— START OF DATASET RECORDS —
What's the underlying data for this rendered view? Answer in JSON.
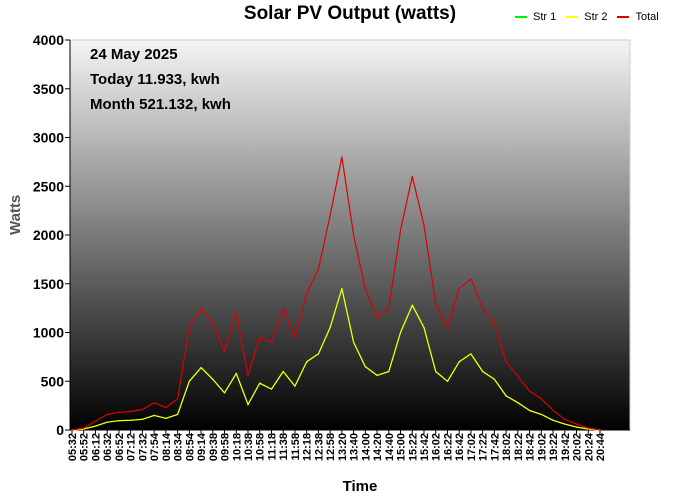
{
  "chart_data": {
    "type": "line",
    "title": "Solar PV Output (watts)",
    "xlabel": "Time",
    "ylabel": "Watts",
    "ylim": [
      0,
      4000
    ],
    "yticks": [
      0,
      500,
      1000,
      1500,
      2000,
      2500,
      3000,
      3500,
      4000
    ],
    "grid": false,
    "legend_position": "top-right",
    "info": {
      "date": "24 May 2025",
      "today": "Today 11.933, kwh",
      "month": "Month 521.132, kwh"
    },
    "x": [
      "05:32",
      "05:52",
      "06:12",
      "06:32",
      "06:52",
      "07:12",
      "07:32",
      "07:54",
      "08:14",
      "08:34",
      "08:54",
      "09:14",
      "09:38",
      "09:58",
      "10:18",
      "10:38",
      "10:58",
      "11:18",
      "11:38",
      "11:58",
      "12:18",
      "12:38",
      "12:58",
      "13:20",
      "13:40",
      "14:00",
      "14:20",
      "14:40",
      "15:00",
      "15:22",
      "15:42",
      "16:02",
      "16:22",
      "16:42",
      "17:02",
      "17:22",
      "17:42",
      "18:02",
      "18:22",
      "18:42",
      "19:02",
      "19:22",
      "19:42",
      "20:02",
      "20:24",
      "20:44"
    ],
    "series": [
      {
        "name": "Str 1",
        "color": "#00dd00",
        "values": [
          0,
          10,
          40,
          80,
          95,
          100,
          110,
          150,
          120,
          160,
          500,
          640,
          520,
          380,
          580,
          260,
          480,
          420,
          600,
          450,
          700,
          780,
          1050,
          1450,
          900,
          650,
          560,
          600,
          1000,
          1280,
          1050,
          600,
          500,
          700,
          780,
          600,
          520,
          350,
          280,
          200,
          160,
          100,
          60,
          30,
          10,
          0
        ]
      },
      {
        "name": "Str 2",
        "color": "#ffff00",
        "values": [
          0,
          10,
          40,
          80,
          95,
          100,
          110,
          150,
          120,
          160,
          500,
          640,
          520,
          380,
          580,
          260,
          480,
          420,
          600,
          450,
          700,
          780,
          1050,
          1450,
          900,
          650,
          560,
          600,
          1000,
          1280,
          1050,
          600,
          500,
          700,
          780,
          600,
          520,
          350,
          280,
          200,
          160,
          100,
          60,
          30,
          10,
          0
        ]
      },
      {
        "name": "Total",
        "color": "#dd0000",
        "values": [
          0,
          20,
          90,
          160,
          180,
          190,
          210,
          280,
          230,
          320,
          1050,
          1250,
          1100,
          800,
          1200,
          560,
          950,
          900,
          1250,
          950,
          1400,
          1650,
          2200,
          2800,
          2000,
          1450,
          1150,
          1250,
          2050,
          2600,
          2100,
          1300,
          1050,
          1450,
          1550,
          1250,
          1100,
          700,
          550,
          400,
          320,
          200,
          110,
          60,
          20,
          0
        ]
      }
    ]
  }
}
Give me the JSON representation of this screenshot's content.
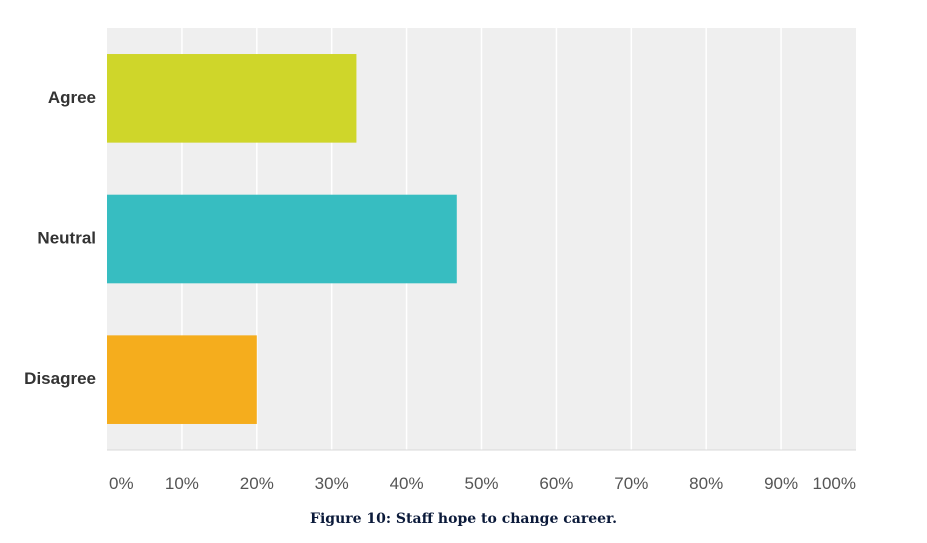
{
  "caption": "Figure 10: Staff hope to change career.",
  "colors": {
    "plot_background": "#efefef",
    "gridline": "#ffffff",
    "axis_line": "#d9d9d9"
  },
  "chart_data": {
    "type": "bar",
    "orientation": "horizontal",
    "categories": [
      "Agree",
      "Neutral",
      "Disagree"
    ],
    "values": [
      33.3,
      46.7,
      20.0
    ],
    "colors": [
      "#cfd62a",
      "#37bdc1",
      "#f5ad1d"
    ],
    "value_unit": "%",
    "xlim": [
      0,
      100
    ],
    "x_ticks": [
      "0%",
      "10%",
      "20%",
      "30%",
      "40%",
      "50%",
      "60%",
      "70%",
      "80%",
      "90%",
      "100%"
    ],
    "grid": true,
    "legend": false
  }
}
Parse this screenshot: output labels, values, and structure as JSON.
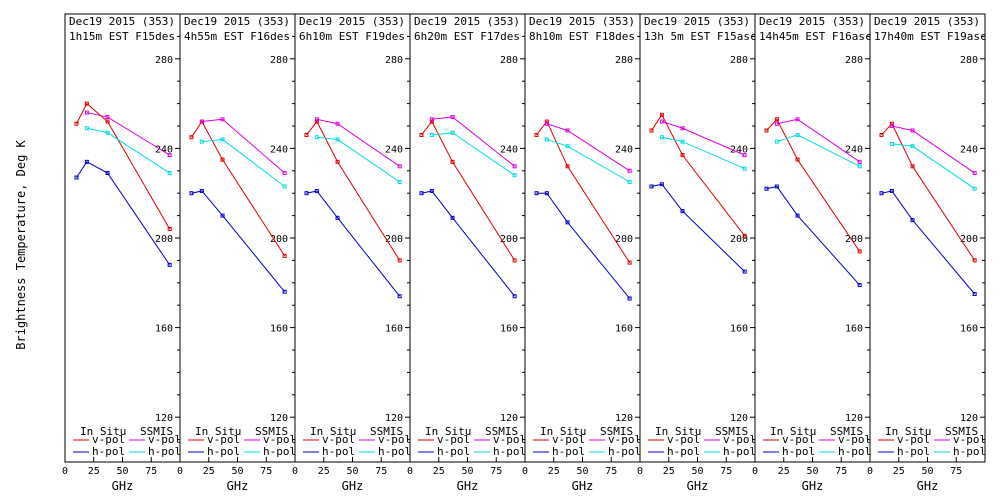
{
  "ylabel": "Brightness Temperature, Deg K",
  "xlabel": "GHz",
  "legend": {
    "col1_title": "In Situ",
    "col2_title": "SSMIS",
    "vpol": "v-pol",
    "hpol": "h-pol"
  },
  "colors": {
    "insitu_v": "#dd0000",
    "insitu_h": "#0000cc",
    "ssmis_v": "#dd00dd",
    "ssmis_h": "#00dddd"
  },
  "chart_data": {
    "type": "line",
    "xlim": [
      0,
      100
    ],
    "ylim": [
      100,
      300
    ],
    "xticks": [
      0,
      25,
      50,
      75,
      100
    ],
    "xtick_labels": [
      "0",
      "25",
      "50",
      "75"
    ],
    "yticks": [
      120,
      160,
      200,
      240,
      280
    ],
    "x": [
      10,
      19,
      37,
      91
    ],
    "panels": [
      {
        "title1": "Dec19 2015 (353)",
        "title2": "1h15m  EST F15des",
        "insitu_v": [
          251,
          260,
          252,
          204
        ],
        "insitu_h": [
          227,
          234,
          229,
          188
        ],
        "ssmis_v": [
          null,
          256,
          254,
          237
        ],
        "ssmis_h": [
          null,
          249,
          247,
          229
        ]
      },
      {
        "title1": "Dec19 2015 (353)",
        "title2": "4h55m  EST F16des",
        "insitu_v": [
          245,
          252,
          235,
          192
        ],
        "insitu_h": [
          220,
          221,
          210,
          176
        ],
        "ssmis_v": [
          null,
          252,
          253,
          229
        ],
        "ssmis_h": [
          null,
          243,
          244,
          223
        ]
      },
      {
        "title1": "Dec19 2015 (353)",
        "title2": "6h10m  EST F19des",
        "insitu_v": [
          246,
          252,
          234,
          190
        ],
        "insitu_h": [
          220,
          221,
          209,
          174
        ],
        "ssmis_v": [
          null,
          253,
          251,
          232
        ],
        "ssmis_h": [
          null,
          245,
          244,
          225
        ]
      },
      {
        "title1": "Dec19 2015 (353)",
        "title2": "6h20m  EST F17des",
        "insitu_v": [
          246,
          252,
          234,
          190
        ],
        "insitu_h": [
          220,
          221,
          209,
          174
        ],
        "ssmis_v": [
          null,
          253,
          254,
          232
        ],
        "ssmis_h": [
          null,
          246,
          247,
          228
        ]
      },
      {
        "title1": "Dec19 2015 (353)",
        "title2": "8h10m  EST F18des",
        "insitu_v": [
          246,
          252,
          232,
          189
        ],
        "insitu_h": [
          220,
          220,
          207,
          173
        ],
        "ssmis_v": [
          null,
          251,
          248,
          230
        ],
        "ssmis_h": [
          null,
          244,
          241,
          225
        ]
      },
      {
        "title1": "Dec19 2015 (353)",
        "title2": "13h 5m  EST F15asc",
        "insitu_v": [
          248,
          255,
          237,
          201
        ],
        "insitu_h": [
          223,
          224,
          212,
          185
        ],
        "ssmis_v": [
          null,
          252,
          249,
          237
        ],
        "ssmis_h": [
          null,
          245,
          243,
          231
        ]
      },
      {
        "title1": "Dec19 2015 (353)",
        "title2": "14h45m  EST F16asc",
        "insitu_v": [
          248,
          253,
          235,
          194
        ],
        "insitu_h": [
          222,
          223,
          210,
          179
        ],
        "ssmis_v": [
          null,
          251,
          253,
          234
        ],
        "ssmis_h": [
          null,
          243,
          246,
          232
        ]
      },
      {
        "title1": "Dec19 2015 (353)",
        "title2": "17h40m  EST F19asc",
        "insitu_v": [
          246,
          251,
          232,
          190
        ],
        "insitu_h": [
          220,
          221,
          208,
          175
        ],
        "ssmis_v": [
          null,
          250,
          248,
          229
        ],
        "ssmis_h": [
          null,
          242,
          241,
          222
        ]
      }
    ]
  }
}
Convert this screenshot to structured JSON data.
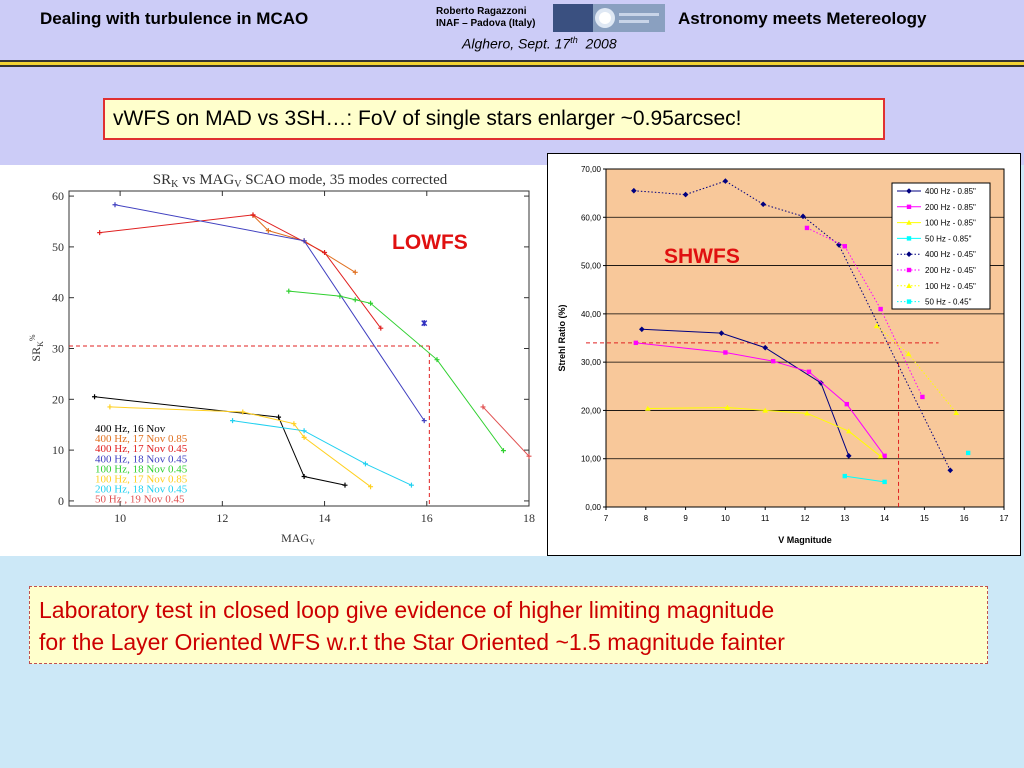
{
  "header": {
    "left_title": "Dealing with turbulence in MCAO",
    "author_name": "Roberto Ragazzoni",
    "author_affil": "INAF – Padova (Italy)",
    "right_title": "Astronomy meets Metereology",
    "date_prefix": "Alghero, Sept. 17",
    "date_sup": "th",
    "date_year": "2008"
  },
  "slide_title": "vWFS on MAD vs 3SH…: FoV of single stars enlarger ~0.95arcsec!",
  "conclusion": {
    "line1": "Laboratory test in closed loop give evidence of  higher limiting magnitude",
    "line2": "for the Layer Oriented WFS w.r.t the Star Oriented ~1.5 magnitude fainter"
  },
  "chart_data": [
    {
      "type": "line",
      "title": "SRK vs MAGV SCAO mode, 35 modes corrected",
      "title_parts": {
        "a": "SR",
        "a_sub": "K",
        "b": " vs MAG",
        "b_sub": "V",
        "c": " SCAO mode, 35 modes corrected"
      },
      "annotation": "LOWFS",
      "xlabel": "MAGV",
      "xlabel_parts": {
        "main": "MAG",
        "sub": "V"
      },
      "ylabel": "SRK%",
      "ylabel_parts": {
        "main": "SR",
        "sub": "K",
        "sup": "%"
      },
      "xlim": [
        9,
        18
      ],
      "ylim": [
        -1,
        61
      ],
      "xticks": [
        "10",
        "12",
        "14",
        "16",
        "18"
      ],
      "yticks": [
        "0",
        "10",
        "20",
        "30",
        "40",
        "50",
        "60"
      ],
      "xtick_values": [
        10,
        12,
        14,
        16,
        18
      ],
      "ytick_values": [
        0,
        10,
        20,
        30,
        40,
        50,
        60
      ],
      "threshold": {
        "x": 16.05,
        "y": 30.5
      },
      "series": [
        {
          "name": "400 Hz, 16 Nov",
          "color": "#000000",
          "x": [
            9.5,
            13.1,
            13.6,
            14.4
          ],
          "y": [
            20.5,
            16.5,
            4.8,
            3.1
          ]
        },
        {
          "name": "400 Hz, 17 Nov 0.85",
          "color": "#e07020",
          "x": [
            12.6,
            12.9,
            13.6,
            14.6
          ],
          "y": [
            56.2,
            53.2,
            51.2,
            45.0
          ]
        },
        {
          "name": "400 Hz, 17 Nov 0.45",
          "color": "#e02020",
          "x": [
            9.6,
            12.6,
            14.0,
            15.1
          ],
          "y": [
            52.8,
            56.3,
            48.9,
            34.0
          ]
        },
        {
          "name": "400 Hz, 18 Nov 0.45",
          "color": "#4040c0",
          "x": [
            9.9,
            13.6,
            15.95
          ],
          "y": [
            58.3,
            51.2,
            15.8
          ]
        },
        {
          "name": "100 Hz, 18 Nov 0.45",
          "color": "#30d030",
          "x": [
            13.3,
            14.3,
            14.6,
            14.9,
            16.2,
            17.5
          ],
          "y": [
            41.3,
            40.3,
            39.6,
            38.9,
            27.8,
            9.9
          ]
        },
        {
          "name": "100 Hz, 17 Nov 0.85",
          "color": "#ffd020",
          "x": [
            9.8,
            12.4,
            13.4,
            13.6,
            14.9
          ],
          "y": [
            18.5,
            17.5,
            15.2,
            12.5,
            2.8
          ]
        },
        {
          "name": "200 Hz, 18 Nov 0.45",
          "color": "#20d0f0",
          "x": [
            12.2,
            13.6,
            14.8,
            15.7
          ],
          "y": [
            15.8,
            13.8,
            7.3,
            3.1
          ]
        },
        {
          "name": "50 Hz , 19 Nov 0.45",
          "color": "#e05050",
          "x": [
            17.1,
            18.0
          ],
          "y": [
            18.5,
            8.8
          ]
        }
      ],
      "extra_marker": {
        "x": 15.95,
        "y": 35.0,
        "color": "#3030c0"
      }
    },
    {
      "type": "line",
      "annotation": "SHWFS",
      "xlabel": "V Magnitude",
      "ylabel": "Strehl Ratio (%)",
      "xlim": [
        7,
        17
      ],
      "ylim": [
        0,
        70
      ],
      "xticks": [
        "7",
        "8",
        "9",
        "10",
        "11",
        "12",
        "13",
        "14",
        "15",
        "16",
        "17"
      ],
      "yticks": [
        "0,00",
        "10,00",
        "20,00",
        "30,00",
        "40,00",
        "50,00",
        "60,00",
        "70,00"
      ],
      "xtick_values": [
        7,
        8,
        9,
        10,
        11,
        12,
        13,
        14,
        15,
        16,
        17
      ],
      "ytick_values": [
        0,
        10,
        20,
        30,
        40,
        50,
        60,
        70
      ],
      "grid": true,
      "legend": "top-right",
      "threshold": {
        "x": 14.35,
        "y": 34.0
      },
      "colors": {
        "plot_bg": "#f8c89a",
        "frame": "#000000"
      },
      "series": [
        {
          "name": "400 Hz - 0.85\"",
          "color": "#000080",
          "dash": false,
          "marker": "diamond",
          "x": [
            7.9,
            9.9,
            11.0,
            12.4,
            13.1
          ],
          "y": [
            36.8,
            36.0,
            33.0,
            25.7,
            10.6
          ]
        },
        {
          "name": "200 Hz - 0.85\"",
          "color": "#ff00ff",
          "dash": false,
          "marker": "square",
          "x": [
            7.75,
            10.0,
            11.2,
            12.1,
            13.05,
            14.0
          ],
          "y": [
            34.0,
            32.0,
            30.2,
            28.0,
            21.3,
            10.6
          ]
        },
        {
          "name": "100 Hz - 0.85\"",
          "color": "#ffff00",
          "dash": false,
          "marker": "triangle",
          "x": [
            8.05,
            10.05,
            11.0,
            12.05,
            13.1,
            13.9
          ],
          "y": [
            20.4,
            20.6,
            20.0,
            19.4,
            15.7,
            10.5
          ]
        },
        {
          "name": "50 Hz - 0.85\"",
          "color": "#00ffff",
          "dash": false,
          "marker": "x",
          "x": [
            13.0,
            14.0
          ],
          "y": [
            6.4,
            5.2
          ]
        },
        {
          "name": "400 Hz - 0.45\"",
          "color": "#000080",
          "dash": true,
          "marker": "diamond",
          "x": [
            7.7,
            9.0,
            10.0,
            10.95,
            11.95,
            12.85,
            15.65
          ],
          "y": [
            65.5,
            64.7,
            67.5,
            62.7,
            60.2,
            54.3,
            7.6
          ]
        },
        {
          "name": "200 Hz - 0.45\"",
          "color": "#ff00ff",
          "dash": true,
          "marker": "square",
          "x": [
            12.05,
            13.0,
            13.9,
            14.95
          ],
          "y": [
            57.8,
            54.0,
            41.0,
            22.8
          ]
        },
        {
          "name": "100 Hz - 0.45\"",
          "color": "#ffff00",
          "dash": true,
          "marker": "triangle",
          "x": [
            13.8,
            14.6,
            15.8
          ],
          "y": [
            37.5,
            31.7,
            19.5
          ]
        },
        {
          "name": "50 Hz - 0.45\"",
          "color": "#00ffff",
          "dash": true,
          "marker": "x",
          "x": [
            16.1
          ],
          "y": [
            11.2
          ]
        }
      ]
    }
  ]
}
— END OF DATASET RECORDS —
* **WRITTEN REQUEST**
Read through the entries and copy each line in which "JSON" appears.

* **ANSWER TO THE PROBLEM**
What's the underlying data for this rendered view? Answer in JSON.
Give me the JSON representation of this screenshot's content.
Parse this screenshot: output labels, values, and structure as JSON.
Convert this screenshot to structured JSON data.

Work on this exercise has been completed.